* START RECORDS TO USE *

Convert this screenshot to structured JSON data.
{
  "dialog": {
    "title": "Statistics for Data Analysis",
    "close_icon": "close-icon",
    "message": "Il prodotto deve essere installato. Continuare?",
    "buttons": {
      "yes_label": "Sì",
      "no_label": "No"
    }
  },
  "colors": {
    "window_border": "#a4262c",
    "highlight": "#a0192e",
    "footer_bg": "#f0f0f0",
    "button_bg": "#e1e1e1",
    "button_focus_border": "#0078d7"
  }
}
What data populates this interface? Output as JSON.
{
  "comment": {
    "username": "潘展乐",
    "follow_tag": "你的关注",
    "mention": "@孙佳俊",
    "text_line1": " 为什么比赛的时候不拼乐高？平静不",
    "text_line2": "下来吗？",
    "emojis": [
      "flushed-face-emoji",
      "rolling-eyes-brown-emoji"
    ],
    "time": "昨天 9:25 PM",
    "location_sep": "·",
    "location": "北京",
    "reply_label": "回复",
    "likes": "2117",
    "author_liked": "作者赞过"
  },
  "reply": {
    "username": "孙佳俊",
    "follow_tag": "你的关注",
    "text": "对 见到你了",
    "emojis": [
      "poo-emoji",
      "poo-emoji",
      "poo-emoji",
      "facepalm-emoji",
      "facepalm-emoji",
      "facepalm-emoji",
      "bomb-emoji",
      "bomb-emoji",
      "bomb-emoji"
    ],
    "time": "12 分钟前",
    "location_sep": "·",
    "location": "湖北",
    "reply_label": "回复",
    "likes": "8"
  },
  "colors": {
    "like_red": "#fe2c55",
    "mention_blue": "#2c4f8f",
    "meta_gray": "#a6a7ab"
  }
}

* END RECORDS TO USE *
* START RECORDS TO USE *

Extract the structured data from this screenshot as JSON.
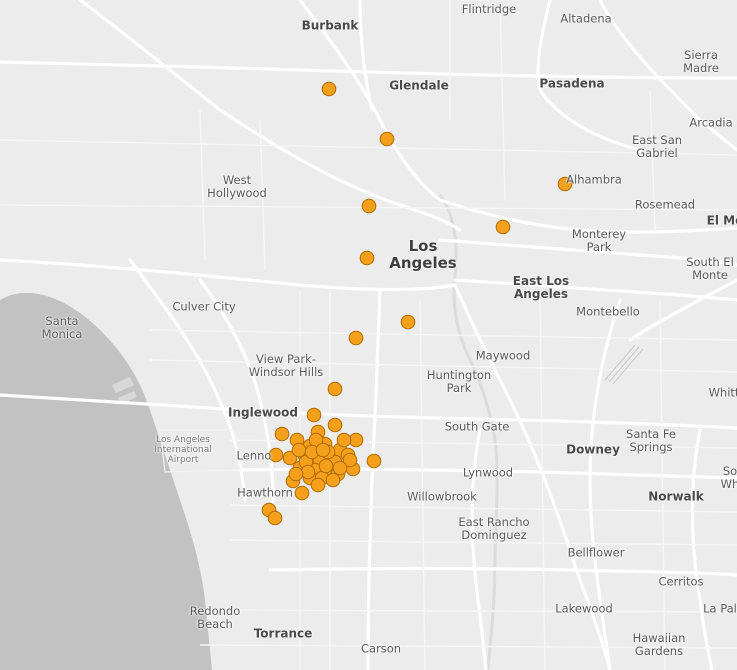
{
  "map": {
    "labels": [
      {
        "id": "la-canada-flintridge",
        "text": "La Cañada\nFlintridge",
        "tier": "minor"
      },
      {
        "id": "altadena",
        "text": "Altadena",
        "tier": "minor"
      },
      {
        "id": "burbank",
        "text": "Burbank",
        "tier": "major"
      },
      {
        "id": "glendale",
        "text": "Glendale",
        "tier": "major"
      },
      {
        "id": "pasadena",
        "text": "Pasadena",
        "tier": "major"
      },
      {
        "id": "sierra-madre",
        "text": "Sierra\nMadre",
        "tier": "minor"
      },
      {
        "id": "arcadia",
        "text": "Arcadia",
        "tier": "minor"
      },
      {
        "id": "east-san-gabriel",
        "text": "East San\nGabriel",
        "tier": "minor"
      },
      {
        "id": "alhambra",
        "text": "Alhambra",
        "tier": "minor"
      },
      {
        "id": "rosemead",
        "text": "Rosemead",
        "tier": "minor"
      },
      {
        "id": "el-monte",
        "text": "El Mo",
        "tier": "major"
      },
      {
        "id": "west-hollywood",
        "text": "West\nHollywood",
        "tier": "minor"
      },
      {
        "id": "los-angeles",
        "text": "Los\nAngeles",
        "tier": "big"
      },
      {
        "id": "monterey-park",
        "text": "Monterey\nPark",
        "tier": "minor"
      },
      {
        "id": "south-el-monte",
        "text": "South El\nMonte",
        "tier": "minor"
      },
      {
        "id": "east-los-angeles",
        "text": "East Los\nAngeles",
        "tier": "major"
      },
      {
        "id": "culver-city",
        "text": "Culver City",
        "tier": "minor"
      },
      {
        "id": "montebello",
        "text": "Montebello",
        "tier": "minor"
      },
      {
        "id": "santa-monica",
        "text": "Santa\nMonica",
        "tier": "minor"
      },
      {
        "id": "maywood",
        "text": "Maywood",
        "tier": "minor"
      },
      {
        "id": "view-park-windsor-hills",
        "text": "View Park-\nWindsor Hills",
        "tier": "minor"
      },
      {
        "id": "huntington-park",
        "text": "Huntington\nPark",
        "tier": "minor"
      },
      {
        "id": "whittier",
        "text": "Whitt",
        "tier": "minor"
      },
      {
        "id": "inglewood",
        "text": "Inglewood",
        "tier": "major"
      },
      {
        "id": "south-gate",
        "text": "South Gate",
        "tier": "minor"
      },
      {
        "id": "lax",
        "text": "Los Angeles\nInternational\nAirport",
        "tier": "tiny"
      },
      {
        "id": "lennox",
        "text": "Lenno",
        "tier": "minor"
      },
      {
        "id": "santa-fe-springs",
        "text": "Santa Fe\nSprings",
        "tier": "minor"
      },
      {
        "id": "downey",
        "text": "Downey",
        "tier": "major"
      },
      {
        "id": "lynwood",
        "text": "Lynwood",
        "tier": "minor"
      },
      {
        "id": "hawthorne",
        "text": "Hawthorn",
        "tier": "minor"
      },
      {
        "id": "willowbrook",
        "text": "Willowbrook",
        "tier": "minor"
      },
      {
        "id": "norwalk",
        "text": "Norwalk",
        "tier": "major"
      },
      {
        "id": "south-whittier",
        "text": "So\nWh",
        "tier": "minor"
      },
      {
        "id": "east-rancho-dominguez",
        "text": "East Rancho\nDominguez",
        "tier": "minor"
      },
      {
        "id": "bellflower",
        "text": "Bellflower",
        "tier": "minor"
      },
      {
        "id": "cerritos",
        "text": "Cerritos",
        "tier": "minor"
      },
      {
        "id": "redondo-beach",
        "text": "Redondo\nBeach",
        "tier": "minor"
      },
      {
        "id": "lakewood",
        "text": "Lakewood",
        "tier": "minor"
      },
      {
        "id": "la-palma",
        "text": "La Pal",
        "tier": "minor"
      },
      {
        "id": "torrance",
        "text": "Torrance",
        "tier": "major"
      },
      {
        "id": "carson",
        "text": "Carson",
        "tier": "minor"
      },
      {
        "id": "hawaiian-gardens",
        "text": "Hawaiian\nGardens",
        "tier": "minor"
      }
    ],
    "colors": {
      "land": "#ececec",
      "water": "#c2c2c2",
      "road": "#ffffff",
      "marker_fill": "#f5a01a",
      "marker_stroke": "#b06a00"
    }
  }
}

* END RECORDS TO USE *

## JOB
Only a number is wanted here: how many lines in the data above include the string "this"?

## THE REPLY
3